### EXERCISE
Output the data that follows exactly, line for line.

### INPUT DATA
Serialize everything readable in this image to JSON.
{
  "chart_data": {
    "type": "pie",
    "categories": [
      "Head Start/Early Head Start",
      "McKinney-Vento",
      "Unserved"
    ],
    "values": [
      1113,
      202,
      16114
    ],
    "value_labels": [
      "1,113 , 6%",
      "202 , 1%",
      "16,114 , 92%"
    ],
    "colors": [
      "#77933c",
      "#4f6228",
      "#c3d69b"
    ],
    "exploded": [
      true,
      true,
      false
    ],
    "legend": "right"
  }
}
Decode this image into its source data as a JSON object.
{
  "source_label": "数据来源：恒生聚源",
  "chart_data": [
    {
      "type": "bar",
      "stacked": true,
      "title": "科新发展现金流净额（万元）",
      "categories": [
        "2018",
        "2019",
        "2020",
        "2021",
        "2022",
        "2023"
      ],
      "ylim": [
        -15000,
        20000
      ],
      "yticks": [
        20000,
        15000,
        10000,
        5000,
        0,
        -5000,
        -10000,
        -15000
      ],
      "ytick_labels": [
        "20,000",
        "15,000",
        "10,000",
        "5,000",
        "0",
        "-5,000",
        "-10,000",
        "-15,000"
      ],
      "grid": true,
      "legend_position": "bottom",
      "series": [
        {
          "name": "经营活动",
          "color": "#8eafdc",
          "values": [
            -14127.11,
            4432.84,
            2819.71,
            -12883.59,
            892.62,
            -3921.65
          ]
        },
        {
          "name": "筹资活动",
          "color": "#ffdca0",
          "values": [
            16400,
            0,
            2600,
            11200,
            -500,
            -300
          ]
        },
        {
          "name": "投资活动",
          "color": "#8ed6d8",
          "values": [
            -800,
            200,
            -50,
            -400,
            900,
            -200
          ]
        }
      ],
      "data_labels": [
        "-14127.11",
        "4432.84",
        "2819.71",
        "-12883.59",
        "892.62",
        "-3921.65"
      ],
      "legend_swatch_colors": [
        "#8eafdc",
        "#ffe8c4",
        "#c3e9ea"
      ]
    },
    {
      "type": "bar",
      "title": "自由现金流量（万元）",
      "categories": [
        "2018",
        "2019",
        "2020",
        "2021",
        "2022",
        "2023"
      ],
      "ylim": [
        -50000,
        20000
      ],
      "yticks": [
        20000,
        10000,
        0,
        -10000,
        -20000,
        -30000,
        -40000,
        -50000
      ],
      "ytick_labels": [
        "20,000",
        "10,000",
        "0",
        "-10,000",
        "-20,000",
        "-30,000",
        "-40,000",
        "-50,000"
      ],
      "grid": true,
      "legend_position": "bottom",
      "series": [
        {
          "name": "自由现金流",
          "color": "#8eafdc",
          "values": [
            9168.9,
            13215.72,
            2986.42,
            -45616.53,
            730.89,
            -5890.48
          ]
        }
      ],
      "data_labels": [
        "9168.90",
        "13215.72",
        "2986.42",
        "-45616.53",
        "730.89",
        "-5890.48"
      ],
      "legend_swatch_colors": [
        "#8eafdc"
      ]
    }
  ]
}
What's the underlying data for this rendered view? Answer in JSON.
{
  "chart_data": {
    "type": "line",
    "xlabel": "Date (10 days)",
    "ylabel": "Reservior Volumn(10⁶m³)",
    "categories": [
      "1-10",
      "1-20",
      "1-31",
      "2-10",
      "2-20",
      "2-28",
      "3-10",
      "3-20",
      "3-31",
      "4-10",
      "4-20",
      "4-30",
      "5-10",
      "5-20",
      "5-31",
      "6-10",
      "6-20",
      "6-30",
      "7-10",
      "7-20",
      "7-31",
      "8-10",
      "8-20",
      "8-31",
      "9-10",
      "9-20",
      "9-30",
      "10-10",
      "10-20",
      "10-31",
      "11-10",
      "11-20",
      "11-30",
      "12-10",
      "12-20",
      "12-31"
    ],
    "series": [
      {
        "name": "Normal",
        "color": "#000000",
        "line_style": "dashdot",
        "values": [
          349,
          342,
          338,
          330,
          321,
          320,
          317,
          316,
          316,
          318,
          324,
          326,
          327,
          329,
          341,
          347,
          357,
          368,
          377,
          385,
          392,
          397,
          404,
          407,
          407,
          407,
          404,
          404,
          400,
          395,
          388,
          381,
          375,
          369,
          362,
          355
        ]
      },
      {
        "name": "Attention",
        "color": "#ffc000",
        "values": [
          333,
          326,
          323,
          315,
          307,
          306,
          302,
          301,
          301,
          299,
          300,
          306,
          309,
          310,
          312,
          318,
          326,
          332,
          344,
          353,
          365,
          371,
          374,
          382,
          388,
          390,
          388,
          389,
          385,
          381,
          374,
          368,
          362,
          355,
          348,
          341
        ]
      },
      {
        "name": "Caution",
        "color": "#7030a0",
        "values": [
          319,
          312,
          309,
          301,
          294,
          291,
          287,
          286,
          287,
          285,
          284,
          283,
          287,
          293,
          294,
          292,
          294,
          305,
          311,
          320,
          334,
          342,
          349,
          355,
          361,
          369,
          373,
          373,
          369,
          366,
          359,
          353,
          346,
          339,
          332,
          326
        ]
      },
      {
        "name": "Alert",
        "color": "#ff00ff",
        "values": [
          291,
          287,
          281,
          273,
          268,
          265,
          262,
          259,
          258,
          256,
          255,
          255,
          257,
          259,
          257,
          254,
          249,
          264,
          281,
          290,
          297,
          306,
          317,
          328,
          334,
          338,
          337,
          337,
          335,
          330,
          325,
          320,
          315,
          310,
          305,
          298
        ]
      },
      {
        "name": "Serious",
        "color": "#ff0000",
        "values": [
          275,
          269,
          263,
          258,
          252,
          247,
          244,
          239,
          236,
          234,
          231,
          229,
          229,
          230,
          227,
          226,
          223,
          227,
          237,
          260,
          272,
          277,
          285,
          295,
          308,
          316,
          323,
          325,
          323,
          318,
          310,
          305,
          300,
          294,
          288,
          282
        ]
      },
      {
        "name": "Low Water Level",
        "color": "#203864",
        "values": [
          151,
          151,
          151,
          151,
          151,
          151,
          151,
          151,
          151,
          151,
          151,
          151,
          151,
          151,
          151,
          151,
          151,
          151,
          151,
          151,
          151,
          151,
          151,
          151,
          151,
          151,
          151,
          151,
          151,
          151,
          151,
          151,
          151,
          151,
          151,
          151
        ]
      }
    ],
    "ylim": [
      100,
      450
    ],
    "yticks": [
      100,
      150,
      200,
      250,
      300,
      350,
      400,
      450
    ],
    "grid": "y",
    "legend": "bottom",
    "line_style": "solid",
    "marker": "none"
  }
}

### WRITTEN RESPONSE
Serialize everything readable in this image to JSON.
{
  "chart_data": {
    "type": "pie",
    "categories": [
      "Head Start/Early Head Start",
      "McKinney-Vento",
      "Unserved"
    ],
    "values": [
      1113,
      202,
      16114
    ],
    "value_labels": [
      "1,113 , 6%",
      "202 , 1%",
      "16,114 , 92%"
    ],
    "colors": [
      "#77933c",
      "#4f6228",
      "#c3d69b"
    ],
    "exploded": [
      true,
      true,
      false
    ],
    "legend": "right"
  }
}
Decode this image into its source data as a JSON object.
{
  "source_label": "数据来源：恒生聚源",
  "chart_data": [
    {
      "type": "bar",
      "stacked": true,
      "title": "科新发展现金流净额（万元）",
      "categories": [
        "2018",
        "2019",
        "2020",
        "2021",
        "2022",
        "2023"
      ],
      "ylim": [
        -15000,
        20000
      ],
      "yticks": [
        20000,
        15000,
        10000,
        5000,
        0,
        -5000,
        -10000,
        -15000
      ],
      "ytick_labels": [
        "20,000",
        "15,000",
        "10,000",
        "5,000",
        "0",
        "-5,000",
        "-10,000",
        "-15,000"
      ],
      "grid": true,
      "legend_position": "bottom",
      "series": [
        {
          "name": "经营活动",
          "color": "#8eafdc",
          "values": [
            -14127.11,
            4432.84,
            2819.71,
            -12883.59,
            892.62,
            -3921.65
          ]
        },
        {
          "name": "筹资活动",
          "color": "#ffdca0",
          "values": [
            16400,
            0,
            2600,
            11200,
            -500,
            -300
          ]
        },
        {
          "name": "投资活动",
          "color": "#8ed6d8",
          "values": [
            -800,
            200,
            -50,
            -400,
            900,
            -200
          ]
        }
      ],
      "data_labels": [
        "-14127.11",
        "4432.84",
        "2819.71",
        "-12883.59",
        "892.62",
        "-3921.65"
      ],
      "legend_swatch_colors": [
        "#8eafdc",
        "#ffe8c4",
        "#c3e9ea"
      ]
    },
    {
      "type": "bar",
      "title": "自由现金流量（万元）",
      "categories": [
        "2018",
        "2019",
        "2020",
        "2021",
        "2022",
        "2023"
      ],
      "ylim": [
        -50000,
        20000
      ],
      "yticks": [
        20000,
        10000,
        0,
        -10000,
        -20000,
        -30000,
        -40000,
        -50000
      ],
      "ytick_labels": [
        "20,000",
        "10,000",
        "0",
        "-10,000",
        "-20,000",
        "-30,000",
        "-40,000",
        "-50,000"
      ],
      "grid": true,
      "legend_position": "bottom",
      "series": [
        {
          "name": "自由现金流",
          "color": "#8eafdc",
          "values": [
            9168.9,
            13215.72,
            2986.42,
            -45616.53,
            730.89,
            -5890.48
          ]
        }
      ],
      "data_labels": [
        "9168.90",
        "13215.72",
        "2986.42",
        "-45616.53",
        "730.89",
        "-5890.48"
      ],
      "legend_swatch_colors": [
        "#8eafdc"
      ]
    }
  ]
}
What's the underlying data for this rendered view? Answer in JSON.
{
  "chart_data": {
    "type": "line",
    "xlabel": "Date (10 days)",
    "ylabel": "Reservior Volumn(10⁶m³)",
    "categories": [
      "1-10",
      "1-20",
      "1-31",
      "2-10",
      "2-20",
      "2-28",
      "3-10",
      "3-20",
      "3-31",
      "4-10",
      "4-20",
      "4-30",
      "5-10",
      "5-20",
      "5-31",
      "6-10",
      "6-20",
      "6-30",
      "7-10",
      "7-20",
      "7-31",
      "8-10",
      "8-20",
      "8-31",
      "9-10",
      "9-20",
      "9-30",
      "10-10",
      "10-20",
      "10-31",
      "11-10",
      "11-20",
      "11-30",
      "12-10",
      "12-20",
      "12-31"
    ],
    "series": [
      {
        "name": "Normal",
        "color": "#000000",
        "line_style": "dashdot",
        "values": [
          349,
          342,
          338,
          330,
          321,
          320,
          317,
          316,
          316,
          318,
          324,
          326,
          327,
          329,
          341,
          347,
          357,
          368,
          377,
          385,
          392,
          397,
          404,
          407,
          407,
          407,
          404,
          404,
          400,
          395,
          388,
          381,
          375,
          369,
          362,
          355
        ]
      },
      {
        "name": "Attention",
        "color": "#ffc000",
        "values": [
          333,
          326,
          323,
          315,
          307,
          306,
          302,
          301,
          301,
          299,
          300,
          306,
          309,
          310,
          312,
          318,
          326,
          332,
          344,
          353,
          365,
          371,
          374,
          382,
          388,
          390,
          388,
          389,
          385,
          381,
          374,
          368,
          362,
          355,
          348,
          341
        ]
      },
      {
        "name": "Caution",
        "color": "#7030a0",
        "values": [
          319,
          312,
          309,
          301,
          294,
          291,
          287,
          286,
          287,
          285,
          284,
          283,
          287,
          293,
          294,
          292,
          294,
          305,
          311,
          320,
          334,
          342,
          349,
          355,
          361,
          369,
          373,
          373,
          369,
          366,
          359,
          353,
          346,
          339,
          332,
          326
        ]
      },
      {
        "name": "Alert",
        "color": "#ff00ff",
        "values": [
          291,
          287,
          281,
          273,
          268,
          265,
          262,
          259,
          258,
          256,
          255,
          255,
          257,
          259,
          257,
          254,
          249,
          264,
          281,
          290,
          297,
          306,
          317,
          328,
          334,
          338,
          337,
          337,
          335,
          330,
          325,
          320,
          315,
          310,
          305,
          298
        ]
      },
      {
        "name": "Serious",
        "color": "#ff0000",
        "values": [
          275,
          269,
          263,
          258,
          252,
          247,
          244,
          239,
          236,
          234,
          231,
          229,
          229,
          230,
          227,
          226,
          223,
          227,
          237,
          260,
          272,
          277,
          285,
          295,
          308,
          316,
          323,
          325,
          323,
          318,
          310,
          305,
          300,
          294,
          288,
          282
        ]
      },
      {
        "name": "Low Water Level",
        "color": "#203864",
        "values": [
          151,
          151,
          151,
          151,
          151,
          151,
          151,
          151,
          151,
          151,
          151,
          151,
          151,
          151,
          151,
          151,
          151,
          151,
          151,
          151,
          151,
          151,
          151,
          151,
          151,
          151,
          151,
          151,
          151,
          151,
          151,
          151,
          151,
          151,
          151,
          151
        ]
      }
    ],
    "ylim": [
      100,
      450
    ],
    "yticks": [
      100,
      150,
      200,
      250,
      300,
      350,
      400,
      450
    ],
    "grid": "y",
    "legend": "bottom",
    "line_style": "solid",
    "marker": "none"
  }
}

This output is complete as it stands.